── Fragmento de lectura ──

Durante una semana me alojé en la vieja y conocida habitación del Cecil, despojado ahora de todas sus galas, que resonaba como un granero vacío cuando el viento marítimo se colaba por debajo de las puertas y las ventanas; reflexioné sobre el exilio en general y sobre el mío propio en particular. Cuando llegué aquí no había motivos para suponer que la guerra terminaría algún día, que algún día yo abandonaría Egipto. Fue una suerte para mí ser un hombre que, por su origen y herencia, no tenía raíces, un hombre nacido en las colonias. Llama la atención que Forster, hombre de sólidas raíces inglesas, respondiera a su propio exilio de un modo tan positivo, echando raíces nuevas en este suelo desconocido. Nosotros hemos salido ganando.

───
── Datos recopilados ──

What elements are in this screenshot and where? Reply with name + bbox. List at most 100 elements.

───

# Enunciado 1
Reproduce tal cual el pasaje del fragmento sobre el exilio que va desde "Durante una semana" hasta "hemos salido ganando.".
# Enunciado 2
Enumera todos los nombres propios que aparecen en el fragmento sobre el exilio.
El material no interviene en este ejercicio.

# Respuesta completa 1
Durante una semana me alojé en la vieja y conocida habitación del Cecil, despojado ahora de todas sus galas, que resonaba como un granero vacío cuando el viento marítimo se colaba por debajo de las puertas y las ventanas; reflexioné sobre el exilio en general y sobre el mío propio en particular. Cuando llegué aquí no había motivos para suponer que la guerra terminaría algún día, que algún día yo abandonaría Egipto. Fue una suerte para mí ser un hombre que, por su origen y herencia, no tenía raíces, un hombre nacido en las colonias. Llama la atención que Forster, hombre de sólidas raíces inglesas, respondiera a su propio exilio de un modo tan positivo, echando raíces nuevas en este suelo desconocido. Nosotros hemos salido ganando.

# Respuesta completa 2
Cecil, Egipto, Forster